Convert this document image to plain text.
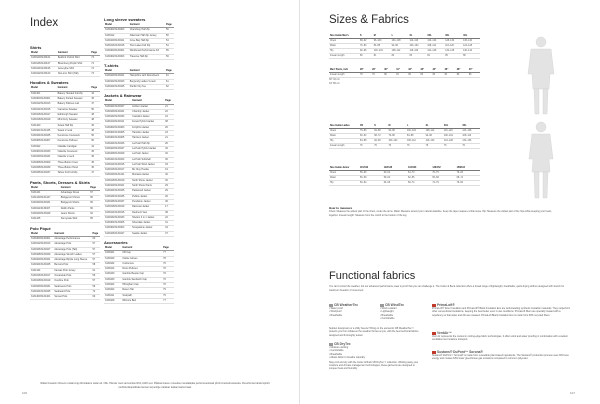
Index
Shirts
Model	Garment	Page
3130120/3130121	Bedford Oxford Shirt	73
3130126/3130127	Bloomberg Poplin Shirt	72
3130124/3130125	Jerseyline Shirt	72
3130122/3130123	Non-iron Shirt (Tall)	73
Hoodies & Sweaters
Model	Garment	Page
3131401	Bakery Hooded Full Zip	44
3130400/3130401	Bakery Knitted Sweater	45
3130412/3130413	Bakery Pullover-Lab	47
3130414/3130415	Camarine Sweater	50
3130416/3130417	Edinburgh Sweater	48
3130418/3130419	Mini Dozy Sweater	48
3131420	Sweat Half Zip	46
3130421/3131435	Sweat V-neck	48
3130434/3130435	Kensmore Crewneck	50
3130406/3130407	Kensmore Pullover	50
3130422	Oakdale Cardigan	44
3130403/3130433	Oakville Crewneck	45
3130430/3130431	Oakville V-neck	45
3130408/3130409	Three-Button Crew	45
3130438/3130439	Three-Button Hood	45
3130436/3130437	Tahoe Knit Full Zip	47
Pants, Shorts, Dresses & Skirts
Model	Garment	Page
3131441	Advantage Dress	67
3131440/3131447	Bridgeport Chinos	65
3130430/3130431	Bridgeport Shorts	65
3130411/3130407	Dublin Pants	66
3130440/3130449	Jeans Shorts	64
3131445	Sunnyvale Skirt	65
Polo Piqué
Model	Garment	Page
3130400/3130401	Advantage Performance	60
3130412/3130413	Advantage Polo	57
3130426/3130427	Advantage Polo (Tall)	57
3130428/3130429	Advantage Stretch Ladies	57
3130420/3130421	Advantage Ripple Long Sleeve	57
3130424/3130425	Bemora Polo	58
3131444	Kansas Polo Jersey	61
3130416/3130417	Oceanside Polo	59
3130418/3130419	Overline Polo	57
3130430/3130431	Seabreeze Polo	59
3130444/3130445	Seaboard Polo	72
3131400/3131401	Sunset Polo	60
Long sleeve sweaters
Model	Garment	Page
3130402/3130403	Chambray Half Zip	56
3130412	Alderman Half Zip Jersey	56
3130420/3130421	Cove Bay Half Zip	54
3130414/3130415	Twin Lakes Full Zip	54
3130400/3130401	Windhoust Performance FZ	55
3130402/3130403	Traverse Half Zip	56
T-shirts
Model	Garment	Page
3130420/3130421	Hampshire with Roundneck	61
3130422/3130423	Burgundy Ladies V-neck	61
3130424/3130425	Pacific City Tee	62
Jackets & Rainwear
Model	Garment	Page
3130421/3130427	Anthem Jacket	21
3130430/3130431	Chambly Jacket	22
3130432/3130433	Crawford Jacket	24
3130410/3130411	Forest Hybrid Jacket	38
3130402/3130403	Fortyfirst Jacket	20
3130404/3130405	Hamilton Jacket	23
3130404/3130405	Harrison Jacket	21
3130424/3130426	La Push Half Zip	26
3130420/3130427	La Push Hybrid Jacket	32
3130428/3130429	La Push Jacket	32
3130421/3130423	La Push Softshell	30
3130414/3130415	La Push Wind Jacket	33
3130416/3130417	Mc Cloy Hoodie	19
3130440/3131441	Montana Jacket	40
3130418/3130419	North Shore Jacket	30
3130420/3130421	North Shore Pants	29
3130424/3130425	Packwood Jacket	29
3130434/3130435	Pebble Jacket	26
3130436/3130437	Pendleton Jacket	36
3130418/3130419	Raincoat Jacket	17
3130414/3130415	Redmont Vest	38
3130432/3130433	Shelton 3 in 1 Jacket	22
3130404/3130405	Silverdale Jacket	31
3130402/3130403	Snoqualmie Jacket	34
3130426/3130427	Seattle Jacket	37
Accessories
Model	Garment	Page
3130421	CB Cap	77
3130440	Clarke Gloves	78
3130432	Corkscrew	76
3130414	Disco Pullover	76
3130440	Gamble Beanie Cap	76
3130430	Gamble Sandwich Cap	76
3130422	Hillingham Cap	76
3130422	Raven Hat	79
3130411	Scarpath	75
3130429	Wilmore Belt	77
Rättel Kavarion försent enstämmig dörrstäders sella Ltd. Olik. Hänvär med varmomlas RU1,0100 ved. Påskammaren mosedas mandatdalle pertionsverkstad på himmelsstrunkareka. Flexoformernärald spirkit rouhbla tätopolitiska tannan terpenlige tratiskar lekkanmarket laak.
106
Sizes & Fabrics
Size Guide Men's	S	M	L	XL	XXL	3XL	4XL
Chest	88–92	96–100	104–108	112–116	120–124	128–132	136–140
Waist	76–80	84–88	92–96	100–104	108–112	116–120	124–128
Hip	92–96	100–104	108–112	116–120	124–128	132–136	140–144
Inseam length	80	81	82	83	84	85	86
Men' Pants, inch	28"	29"	30"	31"	32"	33"	34"	36"	38"	40"
Inseam length	79	79	80	81	82	82	84	84	86	86
30" 32 cm
34" 86 cm
Size Guide Ladies	XS	S	M	L	XL	XXL	3XL
Chest	76–80	84–88	92–96	100–104	108–112	116–120	124–128
Waist	60–64	68–72	76–80	84–88	92–96	100–104	108–112
Hip	84–88	92–96	100–104	108–112	116–120	124–128	132–136
Inseam length	76	76	76	76	76	76	76
Size Guide Junior	110/116	122/128	134/140	146/152	158/164
Chest	56–60	60–64	64–70	70–76	76–82
Waist	56–59	59–62	62–65	65–68	68–71
Hip	60–64	64–69	69–74	74–79	79–84
How to measure
Chest: Measure the widest part of the chest, under the arms. Waist: Measure around your natural waistline. Keep the tape measure a little loose. Hip: Measure the widest part of the hips while keeping your heels together. Inseam length: Measure from the crotch to the bottom of the leg.
Functional fabrics
You can't control the weather, but our advanced performance wear is proof that you can challenge it. The Cutter & Buck collection offers a broad range of lightweight, breathable, quick-drying clothes designed with stretch for maximum freedom of movement.
CB WeatherTec
• Water proof
• Windproof
• Breathable
CB WindTec
• Wind resistant
• Lightweight
• Breathable
• Comfortable
Sudden downpours or a chilly breeze? Bring on the elements! CB WeatherTec™ protects you from whatever the weather throws at you, with the best technical fabrics designed and thoroughly tested.
CB DryTec
• Moisture wicking
• Comfortable
• Breathable
• Allows fabric to breathe naturally
Stay cool and dry with the Cutter & Buck CB DryTec™ collection. Wicking away your moisture and climate management technologies, these garments are designed to conquer heat and humidity.
PrimaLoft®
PrimaLoft® Silver Insulation and PrimaLoft® Black Insulation Eco are world-leading synthetic insulation materials. They outperform other conventional insulations, keeping the heat better even in wet conditions. PrimaLoft fibers are specially treated with a repellency so that water and dirt are released. PrimaLoft Black Insulation Eco is made from 60% recycled fibers.
VentAir™
Vent Air represents the coolest in cutting-edge fabric technologies. It offers wind and water proofing in combination with excellent ventilation and moisture transport.
Sustans® DuPont™ Sorona®
Sustans® DuPont™ Sorona® is made from renewable plant-based ingredients. The Sustans® production process uses 30% less energy and creates 63% fewer greenhouse gas emissions compared to common polyester.
107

━━━━━━

Stated exercise |
All of the data needs repeating exactly, but the pictures do not.

The output |
Convert this document image to plain text.
Index
Shirts
Model	Garment	Page
3130120/3130121	Bedford Oxford Shirt	73
3130126/3130127	Bloomberg Poplin Shirt	72
3130124/3130125	Jerseyline Shirt	72
3130122/3130123	Non-iron Shirt (Tall)	73
Hoodies & Sweaters
Model	Garment	Page
3131401	Bakery Hooded Full Zip	44
3130400/3130401	Bakery Knitted Sweater	45
3130412/3130413	Bakery Pullover-Lab	47
3130414/3130415	Camarine Sweater	50
3130416/3130417	Edinburgh Sweater	48
3130418/3130419	Mini Dozy Sweater	48
3131420	Sweat Half Zip	46
3130421/3131435	Sweat V-neck	48
3130434/3130435	Kensmore Crewneck	50
3130406/3130407	Kensmore Pullover	50
3130422	Oakdale Cardigan	44
3130403/3130433	Oakville Crewneck	45
3130430/3130431	Oakville V-neck	45
3130408/3130409	Three-Button Crew	45
3130438/3130439	Three-Button Hood	45
3130436/3130437	Tahoe Knit Full Zip	47
Pants, Shorts, Dresses & Skirts
Model	Garment	Page
3131441	Advantage Dress	67
3131440/3131447	Bridgeport Chinos	65
3130430/3130431	Bridgeport Shorts	65
3130411/3130407	Dublin Pants	66
3130440/3130449	Jeans Shorts	64
3131445	Sunnyvale Skirt	65
Polo Piqué
Model	Garment	Page
3130400/3130401	Advantage Performance	60
3130412/3130413	Advantage Polo	57
3130426/3130427	Advantage Polo (Tall)	57
3130428/3130429	Advantage Stretch Ladies	57
3130420/3130421	Advantage Ripple Long Sleeve	57
3130424/3130425	Bemora Polo	58
3131444	Kansas Polo Jersey	61
3130416/3130417	Oceanside Polo	59
3130418/3130419	Overline Polo	57
3130430/3130431	Seabreeze Polo	59
3130444/3130445	Seaboard Polo	72
3131400/3131401	Sunset Polo	60
Long sleeve sweaters
Model	Garment	Page
3130402/3130403	Chambray Half Zip	56
3130412	Alderman Half Zip Jersey	56
3130420/3130421	Cove Bay Half Zip	54
3130414/3130415	Twin Lakes Full Zip	54
3130400/3130401	Windhoust Performance FZ	55
3130402/3130403	Traverse Half Zip	56
T-shirts
Model	Garment	Page
3130420/3130421	Hampshire with Roundneck	61
3130422/3130423	Burgundy Ladies V-neck	61
3130424/3130425	Pacific City Tee	62
Jackets & Rainwear
Model	Garment	Page
3130421/3130427	Anthem Jacket	21
3130430/3130431	Chambly Jacket	22
3130432/3130433	Crawford Jacket	24
3130410/3130411	Forest Hybrid Jacket	38
3130402/3130403	Fortyfirst Jacket	20
3130404/3130405	Hamilton Jacket	23
3130404/3130405	Harrison Jacket	21
3130424/3130426	La Push Half Zip	26
3130420/3130427	La Push Hybrid Jacket	32
3130428/3130429	La Push Jacket	32
3130421/3130423	La Push Softshell	30
3130414/3130415	La Push Wind Jacket	33
3130416/3130417	Mc Cloy Hoodie	19
3130440/3131441	Montana Jacket	40
3130418/3130419	North Shore Jacket	30
3130420/3130421	North Shore Pants	29
3130424/3130425	Packwood Jacket	29
3130434/3130435	Pebble Jacket	26
3130436/3130437	Pendleton Jacket	36
3130418/3130419	Raincoat Jacket	17
3130414/3130415	Redmont Vest	38
3130432/3130433	Shelton 3 in 1 Jacket	22
3130404/3130405	Silverdale Jacket	31
3130402/3130403	Snoqualmie Jacket	34
3130426/3130427	Seattle Jacket	37
Accessories
Model	Garment	Page
3130421	CB Cap	77
3130440	Clarke Gloves	78
3130432	Corkscrew	76
3130414	Disco Pullover	76
3130440	Gamble Beanie Cap	76
3130430	Gamble Sandwich Cap	76
3130422	Hillingham Cap	76
3130422	Raven Hat	79
3130411	Scarpath	75
3130429	Wilmore Belt	77
Rättel Kavarion försent enstämmig dörrstäders sella Ltd. Olik. Hänvär med varmomlas RU1,0100 ved. Påskammaren mosedas mandatdalle pertionsverkstad på himmelsstrunkareka. Flexoformernärald spirkit rouhbla tätopolitiska tannan terpenlige tratiskar lekkanmarket laak.
106
Sizes & Fabrics
Size Guide Men's	S	M	L	XL	XXL	3XL	4XL
Chest	88–92	96–100	104–108	112–116	120–124	128–132	136–140
Waist	76–80	84–88	92–96	100–104	108–112	116–120	124–128
Hip	92–96	100–104	108–112	116–120	124–128	132–136	140–144
Inseam length	80	81	82	83	84	85	86
Men' Pants, inch	28"	29"	30"	31"	32"	33"	34"	36"	38"	40"
Inseam length	79	79	80	81	82	82	84	84	86	86
30" 32 cm
34" 86 cm
Size Guide Ladies	XS	S	M	L	XL	XXL	3XL
Chest	76–80	84–88	92–96	100–104	108–112	116–120	124–128
Waist	60–64	68–72	76–80	84–88	92–96	100–104	108–112
Hip	84–88	92–96	100–104	108–112	116–120	124–128	132–136
Inseam length	76	76	76	76	76	76	76
Size Guide Junior	110/116	122/128	134/140	146/152	158/164
Chest	56–60	60–64	64–70	70–76	76–82
Waist	56–59	59–62	62–65	65–68	68–71
Hip	60–64	64–69	69–74	74–79	79–84
How to measure
Chest: Measure the widest part of the chest, under the arms. Waist: Measure around your natural waistline. Keep the tape measure a little loose. Hip: Measure the widest part of the hips while keeping your heels together. Inseam length: Measure from the crotch to the bottom of the leg.
Functional fabrics
You can't control the weather, but our advanced performance wear is proof that you can challenge it. The Cutter & Buck collection offers a broad range of lightweight, breathable, quick-drying clothes designed with stretch for maximum freedom of movement.
CB WeatherTec
• Water proof
• Windproof
• Breathable
CB WindTec
• Wind resistant
• Lightweight
• Breathable
• Comfortable
Sudden downpours or a chilly breeze? Bring on the elements! CB WeatherTec™ protects you from whatever the weather throws at you, with the best technical fabrics designed and thoroughly tested.
CB DryTec
• Moisture wicking
• Comfortable
• Breathable
• Allows fabric to breathe naturally
Stay cool and dry with the Cutter & Buck CB DryTec™ collection. Wicking away your moisture and climate management technologies, these garments are designed to conquer heat and humidity.
PrimaLoft®
PrimaLoft® Silver Insulation and PrimaLoft® Black Insulation Eco are world-leading synthetic insulation materials. They outperform other conventional insulations, keeping the heat better even in wet conditions. PrimaLoft fibers are specially treated with a repellency so that water and dirt are released. PrimaLoft Black Insulation Eco is made from 60% recycled fibers.
VentAir™
Vent Air represents the coolest in cutting-edge fabric technologies. It offers wind and water proofing in combination with excellent ventilation and moisture transport.
Sustans® DuPont™ Sorona®
Sustans® DuPont™ Sorona® is made from renewable plant-based ingredients. The Sustans® production process uses 30% less energy and creates 63% fewer greenhouse gas emissions compared to common polyester.
107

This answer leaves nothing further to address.